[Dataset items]
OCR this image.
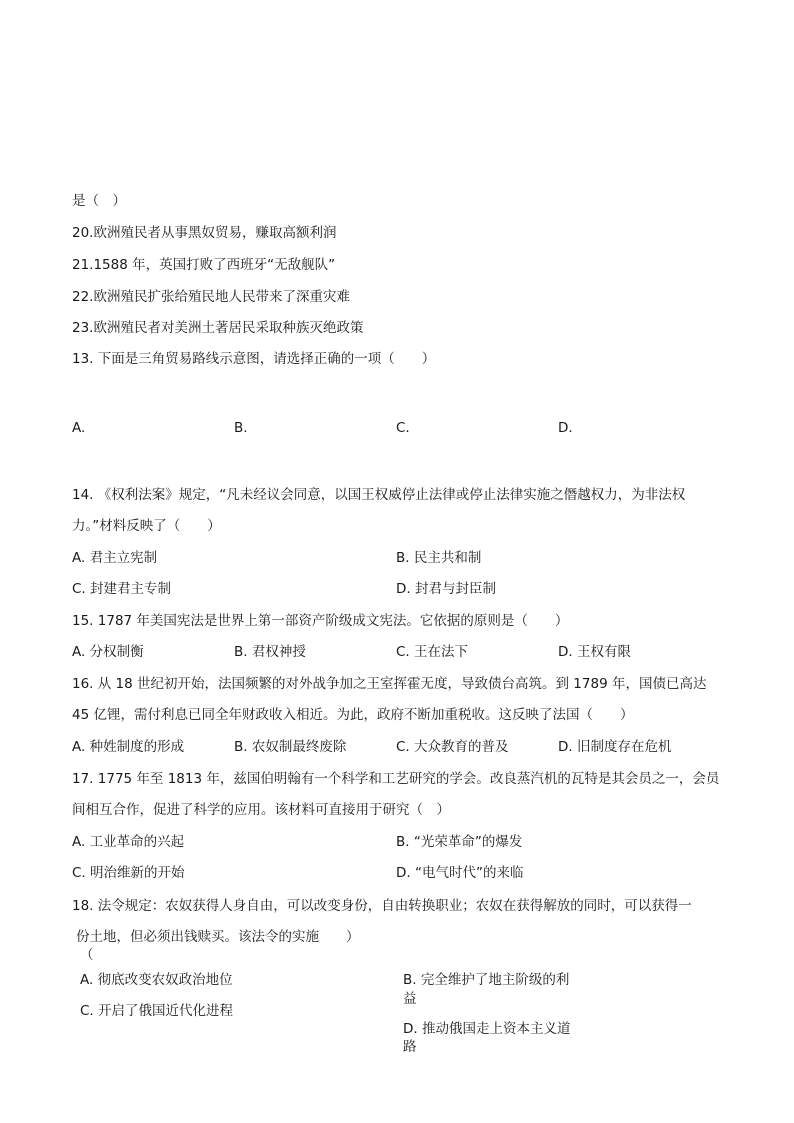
是（　）
20.欧洲殖民者从事黑奴贸易，赚取高额利润
21.1588 年，英国打败了西班牙“无敌舰队”
22.欧洲殖民扩张给殖民地人民带来了深重灾难
23.欧洲殖民者对美洲土著居民采取种族灭绝政策
13. 下面是三角贸易路线示意图，请选择正确的一项（　　）
A.	B.	C.	D.
14. 《权利法案》规定，“凡未经议会同意，以国王权威停止法律或停止法律实施之僭越权力，为非法权
力。”材料反映了（　　）
A. 君主立宪制	B. 民主共和制
C. 封建君主专制	D. 封君与封臣制
15. 1787 年美国宪法是世界上第一部资产阶级成文宪法。它依据的原则是（　　）
A. 分权制衡	B. 君权神授	C. 王在法下	D. 王权有限
16. 从 18 世纪初开始，法国频繁的对外战争加之王室挥霍无度，导致债台高筑。到 1789 年，国债已高达
45 亿锂，需付利息已同全年财政收入相近。为此，政府不断加重税收。这反映了法国（　　）
A. 种姓制度的形成	B. 农奴制最终废除	C. 大众教育的普及	D. 旧制度存在危机
17. 1775 年至 1813 年，兹国伯明翰有一个科学和工艺研究的学会。改良蒸汽机的瓦特是其会员之一，会员
间相互合作，促进了科学的应用。该材料可直接用于研究（　）
A. 工业革命的兴起	B. “光荣革命”的爆发
C. 明治维新的开始	D. “电气时代”的来临
18. 法令规定：农奴获得人身自由，可以改变身份，自由转换职业；农奴在获得解放的同时，可以获得一
份土地，但必须出钱赎买。该法令的实施　　）
（
A. 彻底改变农奴政治地位	B. 完全维护了地主阶级的利
益
C. 开启了俄国近代化进程
D. 推动俄国走上资本主义道
路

**Directions for this task**
Nothing in the entries should change as you copy them, except that the pictures are left out.

**Worked answer**
OCR this image.
是（　）
20.欧洲殖民者从事黑奴贸易，赚取高额利润
21.1588 年，英国打败了西班牙“无敌舰队”
22.欧洲殖民扩张给殖民地人民带来了深重灾难
23.欧洲殖民者对美洲土著居民采取种族灭绝政策
13. 下面是三角贸易路线示意图，请选择正确的一项（　　）
A.	B.	C.	D.
14. 《权利法案》规定，“凡未经议会同意，以国王权威停止法律或停止法律实施之僭越权力，为非法权
力。”材料反映了（　　）
A. 君主立宪制	B. 民主共和制
C. 封建君主专制	D. 封君与封臣制
15. 1787 年美国宪法是世界上第一部资产阶级成文宪法。它依据的原则是（　　）
A. 分权制衡	B. 君权神授	C. 王在法下	D. 王权有限
16. 从 18 世纪初开始，法国频繁的对外战争加之王室挥霍无度，导致债台高筑。到 1789 年，国债已高达
45 亿锂，需付利息已同全年财政收入相近。为此，政府不断加重税收。这反映了法国（　　）
A. 种姓制度的形成	B. 农奴制最终废除	C. 大众教育的普及	D. 旧制度存在危机
17. 1775 年至 1813 年，兹国伯明翰有一个科学和工艺研究的学会。改良蒸汽机的瓦特是其会员之一，会员
间相互合作，促进了科学的应用。该材料可直接用于研究（　）
A. 工业革命的兴起	B. “光荣革命”的爆发
C. 明治维新的开始	D. “电气时代”的来临
18. 法令规定：农奴获得人身自由，可以改变身份，自由转换职业；农奴在获得解放的同时，可以获得一
份土地，但必须出钱赎买。该法令的实施　　）
（
A. 彻底改变农奴政治地位	B. 完全维护了地主阶级的利
益
C. 开启了俄国近代化进程
D. 推动俄国走上资本主义道
路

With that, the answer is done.